Changes in peripapillary RNFL thickness measured by time-domain (TD) OCT after glaucoma surgery have already been suggested by some reports,11,16 but not confirmed by others using spectral-domain OCT (SD-OCT).13,14
There is also evidence of macular thickness increase measured by TD-OCT and SD-OCT associated with IOP reduction after uncomplicated glaucoma filtering surgery.17,18 However, no information is available about how inner macular layers relevant to glaucoma are affected by this intervention or how their changes are related to changes in topographic parameters.
It is important to consider that most studies evaluated structural changes after surgical IOP reduction, with focus on specific areas. Because different imaging platforms and analyses were used in populations with variable characteristics, it is difficult to understand if surgically induced IOP reduction and other baseline factors may have a different impact on optic disc, RNFL, and macular parameters measured by OCT in the same patient.
Therefore, the purpose of the present study was to evaluate the magnitude of change in optic disc, RNFL and macular parameters measured by swept-source optical coherence tomography (SS-OCT) in glaucomatous eyes after filtration surgery and to elucidate any possible relationship between them. In addition, we investigated any association between postoperative changes in these parameters and factors such as IOP change, level of glaucomatous damage and age.
Materials and Methods
This was a multicenter prospective consecutive observational study that included subjects from the Glaucoma Service of the Department of Ophthalmology and Visual Science at Federal University of São Paulo and the Ophthalmology Service at General Hospital of Itapecerica da Serra. This study adhered to the tenets of the Declaration of Helsinki and was approved by the Institutional Review Board of Federal University of São Paulo, under the Certificate of Presentation for Ethical Appreciation (CAAE) 61705816.2.1001.5505. Informed consent was obtained from all subjects who agreed to participate.
Patients with primary open-angle glaucoma, exfoliative glaucoma, or pigmentary glaucoma who met the following eligibility criteria were included in this study: presence of glaucomatous optic neuropathy, age between 30 and 80 years, best-corrected visual acuity (BCVA) that is better than 20/40 in the selected eye, refractive error of ≤4 spherical diopters and/or 3 cylindrical diopters, and open-angle as shown by gonioscopy. Patients with any other ocular disease (such as retinal condition, important corneal disease, significant cataract or vitreous opacities) that could affect imaging and visual field results, were excluded. Subjects with systemic diseases such as neurologic conditions (previous history of cerebral vascular accident, neurodegenerative disease, tumor, etc.) that also could affect studied parameters were excluded from this study. Inability to provide informed consent or to undergo the proposed examinations was also an exclusion criterion.

MATERIAL PROVIDED ▸
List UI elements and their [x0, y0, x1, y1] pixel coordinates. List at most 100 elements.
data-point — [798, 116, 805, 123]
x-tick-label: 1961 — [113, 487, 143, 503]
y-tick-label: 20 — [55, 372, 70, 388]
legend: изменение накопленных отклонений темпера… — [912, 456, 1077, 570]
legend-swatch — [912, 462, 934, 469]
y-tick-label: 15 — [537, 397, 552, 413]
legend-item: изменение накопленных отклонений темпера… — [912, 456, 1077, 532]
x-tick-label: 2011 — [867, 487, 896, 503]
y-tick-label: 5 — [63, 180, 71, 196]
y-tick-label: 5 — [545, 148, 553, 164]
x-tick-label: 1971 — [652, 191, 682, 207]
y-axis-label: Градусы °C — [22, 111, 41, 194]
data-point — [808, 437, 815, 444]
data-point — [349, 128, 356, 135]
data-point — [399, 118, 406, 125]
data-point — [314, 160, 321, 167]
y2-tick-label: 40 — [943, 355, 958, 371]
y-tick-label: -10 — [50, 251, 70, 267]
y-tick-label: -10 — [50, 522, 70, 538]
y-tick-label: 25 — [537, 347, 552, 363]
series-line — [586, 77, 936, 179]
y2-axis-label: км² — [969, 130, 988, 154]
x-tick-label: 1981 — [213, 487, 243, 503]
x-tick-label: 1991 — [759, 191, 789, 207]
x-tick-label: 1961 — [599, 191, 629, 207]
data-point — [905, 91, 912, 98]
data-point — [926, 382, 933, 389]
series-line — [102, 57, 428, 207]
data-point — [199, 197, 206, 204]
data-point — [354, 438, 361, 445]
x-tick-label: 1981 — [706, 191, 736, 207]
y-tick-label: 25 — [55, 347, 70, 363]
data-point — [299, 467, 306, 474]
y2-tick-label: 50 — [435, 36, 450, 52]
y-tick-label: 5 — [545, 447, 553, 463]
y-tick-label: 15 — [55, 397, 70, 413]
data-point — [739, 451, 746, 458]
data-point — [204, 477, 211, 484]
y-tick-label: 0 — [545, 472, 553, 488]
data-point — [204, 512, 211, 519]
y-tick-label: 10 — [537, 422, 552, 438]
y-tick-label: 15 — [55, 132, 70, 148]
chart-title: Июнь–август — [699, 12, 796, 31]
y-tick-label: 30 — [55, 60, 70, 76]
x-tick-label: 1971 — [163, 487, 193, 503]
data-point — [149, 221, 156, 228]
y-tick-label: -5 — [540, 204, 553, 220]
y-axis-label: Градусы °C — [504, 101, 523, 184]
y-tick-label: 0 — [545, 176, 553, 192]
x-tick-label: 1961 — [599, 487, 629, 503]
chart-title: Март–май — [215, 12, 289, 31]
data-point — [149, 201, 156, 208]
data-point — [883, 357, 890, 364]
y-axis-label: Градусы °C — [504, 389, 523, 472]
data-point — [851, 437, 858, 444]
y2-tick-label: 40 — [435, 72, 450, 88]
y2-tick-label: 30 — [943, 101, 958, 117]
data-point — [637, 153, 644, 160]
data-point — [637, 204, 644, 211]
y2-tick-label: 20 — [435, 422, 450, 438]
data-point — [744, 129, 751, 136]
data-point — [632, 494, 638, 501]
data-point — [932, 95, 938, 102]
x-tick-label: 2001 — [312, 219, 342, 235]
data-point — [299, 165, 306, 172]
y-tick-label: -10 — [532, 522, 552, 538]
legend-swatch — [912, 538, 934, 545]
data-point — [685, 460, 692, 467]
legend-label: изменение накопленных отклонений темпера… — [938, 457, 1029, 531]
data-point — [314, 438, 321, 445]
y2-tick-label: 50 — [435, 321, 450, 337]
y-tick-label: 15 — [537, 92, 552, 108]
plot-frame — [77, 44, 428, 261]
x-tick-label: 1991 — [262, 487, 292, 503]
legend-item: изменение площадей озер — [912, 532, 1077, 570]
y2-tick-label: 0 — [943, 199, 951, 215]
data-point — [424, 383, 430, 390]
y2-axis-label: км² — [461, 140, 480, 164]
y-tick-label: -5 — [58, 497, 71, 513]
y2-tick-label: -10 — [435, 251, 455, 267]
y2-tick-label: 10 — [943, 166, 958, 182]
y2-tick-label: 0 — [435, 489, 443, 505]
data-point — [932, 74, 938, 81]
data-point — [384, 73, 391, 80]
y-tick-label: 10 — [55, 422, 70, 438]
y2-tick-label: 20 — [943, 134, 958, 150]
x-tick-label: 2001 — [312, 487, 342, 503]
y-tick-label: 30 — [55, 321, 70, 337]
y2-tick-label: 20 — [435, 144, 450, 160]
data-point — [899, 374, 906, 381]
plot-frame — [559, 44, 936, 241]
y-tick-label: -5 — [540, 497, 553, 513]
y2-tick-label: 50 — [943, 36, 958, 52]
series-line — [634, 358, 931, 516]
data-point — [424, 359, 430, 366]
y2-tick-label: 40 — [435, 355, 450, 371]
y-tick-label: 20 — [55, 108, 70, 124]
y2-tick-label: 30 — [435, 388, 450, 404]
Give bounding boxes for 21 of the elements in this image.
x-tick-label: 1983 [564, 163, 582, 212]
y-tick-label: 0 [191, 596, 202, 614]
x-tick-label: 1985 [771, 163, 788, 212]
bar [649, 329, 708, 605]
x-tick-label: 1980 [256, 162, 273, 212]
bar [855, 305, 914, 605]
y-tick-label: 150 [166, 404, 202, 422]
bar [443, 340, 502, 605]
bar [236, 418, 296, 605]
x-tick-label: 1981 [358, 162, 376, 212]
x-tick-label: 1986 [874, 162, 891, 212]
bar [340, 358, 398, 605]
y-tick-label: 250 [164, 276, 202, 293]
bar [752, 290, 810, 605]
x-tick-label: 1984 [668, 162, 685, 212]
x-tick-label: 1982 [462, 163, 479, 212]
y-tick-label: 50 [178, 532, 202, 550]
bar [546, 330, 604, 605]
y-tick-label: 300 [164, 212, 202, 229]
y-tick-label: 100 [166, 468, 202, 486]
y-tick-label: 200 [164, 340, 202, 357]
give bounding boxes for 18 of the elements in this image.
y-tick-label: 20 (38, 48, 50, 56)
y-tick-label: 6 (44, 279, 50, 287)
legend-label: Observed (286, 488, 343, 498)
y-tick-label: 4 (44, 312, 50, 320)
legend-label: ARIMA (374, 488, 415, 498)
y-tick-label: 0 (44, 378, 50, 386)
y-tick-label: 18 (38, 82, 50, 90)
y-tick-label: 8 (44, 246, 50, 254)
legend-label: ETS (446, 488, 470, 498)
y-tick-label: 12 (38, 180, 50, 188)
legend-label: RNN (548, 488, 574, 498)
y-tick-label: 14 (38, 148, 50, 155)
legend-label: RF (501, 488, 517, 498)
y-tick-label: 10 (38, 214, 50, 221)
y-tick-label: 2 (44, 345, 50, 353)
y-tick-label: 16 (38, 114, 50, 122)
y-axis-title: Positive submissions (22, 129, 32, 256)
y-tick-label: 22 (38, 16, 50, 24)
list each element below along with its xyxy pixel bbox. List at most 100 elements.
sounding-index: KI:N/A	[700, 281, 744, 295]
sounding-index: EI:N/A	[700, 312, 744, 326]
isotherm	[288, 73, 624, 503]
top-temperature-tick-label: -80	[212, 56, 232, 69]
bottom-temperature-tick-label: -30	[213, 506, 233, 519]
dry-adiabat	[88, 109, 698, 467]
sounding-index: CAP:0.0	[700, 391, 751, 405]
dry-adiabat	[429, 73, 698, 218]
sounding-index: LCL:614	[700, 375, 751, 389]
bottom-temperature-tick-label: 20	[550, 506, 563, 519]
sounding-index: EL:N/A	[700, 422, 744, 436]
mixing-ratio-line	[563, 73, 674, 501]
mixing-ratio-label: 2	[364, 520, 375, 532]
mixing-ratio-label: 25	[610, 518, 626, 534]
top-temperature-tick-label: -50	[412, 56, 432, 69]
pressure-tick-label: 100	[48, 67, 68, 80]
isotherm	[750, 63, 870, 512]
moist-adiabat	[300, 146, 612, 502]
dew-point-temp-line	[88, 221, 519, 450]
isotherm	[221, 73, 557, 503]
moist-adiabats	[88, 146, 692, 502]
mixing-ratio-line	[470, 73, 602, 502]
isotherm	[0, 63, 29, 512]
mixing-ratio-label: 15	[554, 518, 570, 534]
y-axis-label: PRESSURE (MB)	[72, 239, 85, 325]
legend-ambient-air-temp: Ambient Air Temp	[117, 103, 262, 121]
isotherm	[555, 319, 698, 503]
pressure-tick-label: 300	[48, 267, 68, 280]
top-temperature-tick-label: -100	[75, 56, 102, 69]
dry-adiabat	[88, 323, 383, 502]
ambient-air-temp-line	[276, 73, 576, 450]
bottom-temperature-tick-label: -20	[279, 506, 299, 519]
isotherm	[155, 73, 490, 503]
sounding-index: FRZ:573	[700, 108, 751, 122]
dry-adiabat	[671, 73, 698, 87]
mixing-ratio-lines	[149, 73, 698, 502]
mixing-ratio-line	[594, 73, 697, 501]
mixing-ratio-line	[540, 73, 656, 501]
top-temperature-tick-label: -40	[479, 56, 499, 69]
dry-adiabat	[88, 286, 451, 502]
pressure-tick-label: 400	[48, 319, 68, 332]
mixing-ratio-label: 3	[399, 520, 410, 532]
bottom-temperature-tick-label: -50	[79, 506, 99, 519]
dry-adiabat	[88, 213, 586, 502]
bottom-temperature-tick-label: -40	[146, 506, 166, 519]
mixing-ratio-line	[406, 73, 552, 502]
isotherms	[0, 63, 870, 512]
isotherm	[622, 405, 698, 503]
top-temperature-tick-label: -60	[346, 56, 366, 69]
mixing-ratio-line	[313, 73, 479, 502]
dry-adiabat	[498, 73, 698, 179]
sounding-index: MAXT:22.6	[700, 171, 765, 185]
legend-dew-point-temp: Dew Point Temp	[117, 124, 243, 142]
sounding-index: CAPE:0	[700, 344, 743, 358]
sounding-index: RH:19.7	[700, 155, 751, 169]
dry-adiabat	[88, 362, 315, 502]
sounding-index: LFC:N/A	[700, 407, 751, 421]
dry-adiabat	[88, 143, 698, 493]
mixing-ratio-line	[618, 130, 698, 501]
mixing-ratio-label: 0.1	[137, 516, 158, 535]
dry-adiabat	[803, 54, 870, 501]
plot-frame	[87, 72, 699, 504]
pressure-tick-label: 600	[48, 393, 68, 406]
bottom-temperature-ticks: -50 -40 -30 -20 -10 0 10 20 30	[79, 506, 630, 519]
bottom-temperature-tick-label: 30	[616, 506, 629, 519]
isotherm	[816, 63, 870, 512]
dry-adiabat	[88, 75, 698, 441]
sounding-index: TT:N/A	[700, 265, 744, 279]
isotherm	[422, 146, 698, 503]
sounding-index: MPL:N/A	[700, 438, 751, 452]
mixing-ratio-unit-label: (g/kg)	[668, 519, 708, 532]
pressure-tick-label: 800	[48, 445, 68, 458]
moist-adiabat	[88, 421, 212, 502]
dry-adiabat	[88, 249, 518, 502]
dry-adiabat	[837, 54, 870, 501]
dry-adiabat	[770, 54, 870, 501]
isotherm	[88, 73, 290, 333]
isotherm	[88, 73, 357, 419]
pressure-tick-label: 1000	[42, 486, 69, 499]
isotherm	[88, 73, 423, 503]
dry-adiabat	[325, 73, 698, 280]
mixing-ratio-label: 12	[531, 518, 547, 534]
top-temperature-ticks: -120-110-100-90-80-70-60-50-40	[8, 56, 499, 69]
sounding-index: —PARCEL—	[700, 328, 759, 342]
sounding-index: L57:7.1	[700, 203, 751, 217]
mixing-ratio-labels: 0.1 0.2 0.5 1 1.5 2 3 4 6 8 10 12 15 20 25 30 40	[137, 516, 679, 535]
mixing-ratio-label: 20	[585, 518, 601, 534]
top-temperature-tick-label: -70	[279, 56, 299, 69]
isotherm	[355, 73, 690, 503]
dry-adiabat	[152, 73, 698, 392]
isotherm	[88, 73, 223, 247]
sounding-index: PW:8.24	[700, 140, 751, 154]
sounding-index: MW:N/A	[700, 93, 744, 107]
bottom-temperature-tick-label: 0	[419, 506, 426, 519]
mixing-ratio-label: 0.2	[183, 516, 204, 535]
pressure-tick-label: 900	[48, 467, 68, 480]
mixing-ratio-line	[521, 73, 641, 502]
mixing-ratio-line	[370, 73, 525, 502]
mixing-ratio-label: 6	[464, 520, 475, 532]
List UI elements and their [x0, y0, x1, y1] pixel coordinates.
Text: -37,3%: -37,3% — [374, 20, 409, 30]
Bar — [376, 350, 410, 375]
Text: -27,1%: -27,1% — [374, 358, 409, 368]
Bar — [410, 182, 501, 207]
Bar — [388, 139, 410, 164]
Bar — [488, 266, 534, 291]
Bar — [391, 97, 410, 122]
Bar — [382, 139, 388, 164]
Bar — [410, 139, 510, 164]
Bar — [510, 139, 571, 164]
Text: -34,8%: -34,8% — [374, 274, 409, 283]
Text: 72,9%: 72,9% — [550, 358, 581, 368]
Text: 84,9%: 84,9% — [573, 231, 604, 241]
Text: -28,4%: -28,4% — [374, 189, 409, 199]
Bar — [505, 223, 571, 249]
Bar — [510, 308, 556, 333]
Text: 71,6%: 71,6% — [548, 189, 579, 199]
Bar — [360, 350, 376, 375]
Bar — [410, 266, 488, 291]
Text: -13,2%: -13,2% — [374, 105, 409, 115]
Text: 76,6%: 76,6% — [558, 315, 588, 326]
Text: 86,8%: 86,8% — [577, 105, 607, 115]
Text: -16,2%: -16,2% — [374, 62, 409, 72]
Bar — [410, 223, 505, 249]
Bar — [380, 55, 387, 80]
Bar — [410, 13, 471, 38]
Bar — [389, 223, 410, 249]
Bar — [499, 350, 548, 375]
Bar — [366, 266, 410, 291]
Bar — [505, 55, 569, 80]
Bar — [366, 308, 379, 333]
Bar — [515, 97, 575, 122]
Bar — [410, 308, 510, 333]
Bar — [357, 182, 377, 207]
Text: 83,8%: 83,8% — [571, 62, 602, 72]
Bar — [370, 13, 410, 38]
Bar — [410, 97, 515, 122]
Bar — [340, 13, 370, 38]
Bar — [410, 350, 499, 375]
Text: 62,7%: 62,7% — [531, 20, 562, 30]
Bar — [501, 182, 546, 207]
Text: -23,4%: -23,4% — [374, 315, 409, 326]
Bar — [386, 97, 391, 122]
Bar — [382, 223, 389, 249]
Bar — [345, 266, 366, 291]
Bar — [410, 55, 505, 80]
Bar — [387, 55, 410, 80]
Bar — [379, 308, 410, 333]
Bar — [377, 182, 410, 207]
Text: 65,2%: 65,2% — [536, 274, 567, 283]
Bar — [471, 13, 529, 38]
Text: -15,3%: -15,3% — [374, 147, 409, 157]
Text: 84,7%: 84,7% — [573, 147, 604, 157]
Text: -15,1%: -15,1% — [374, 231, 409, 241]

PROBLEM 1 ▸ Copy the passage of the glaucoma surgery text starting at "It is important" and ending at "damage and age.", substituting "filtering surgery" for "filtration surgery".
PROBLEM 2 ▸ In the glaucoma surgery text, what age range did patients need to fall within to be included in the study?
Use only the glaucoma surgery text to answer. Do not draw on the records.

EXERCISE OUTPUT 1 ▸
It is important to consider that most studies evaluated structural changes after surgical IOP reduction, with focus on specific areas. Because different imaging platforms and analyses were used in populations with variable characteristics, it is difficult to understand if surgically induced IOP reduction and other baseline factors may have a different impact on optic disc, RNFL, and macular parameters measured by OCT in the same patient.
Therefore, the purpose of the present study was to evaluate the magnitude of change in optic disc, RNFL and macular parameters measured by swept-source optical coherence tomography (SS-OCT) in glaucomatous eyes after filtering surgery and to elucidate any possible relationship between them. In addition, we investigated any association between postoperative changes in these parameters and factors such as IOP change, level of glaucomatous damage and age.

EXERCISE OUTPUT 2 ▸ Between 30 and 80 years.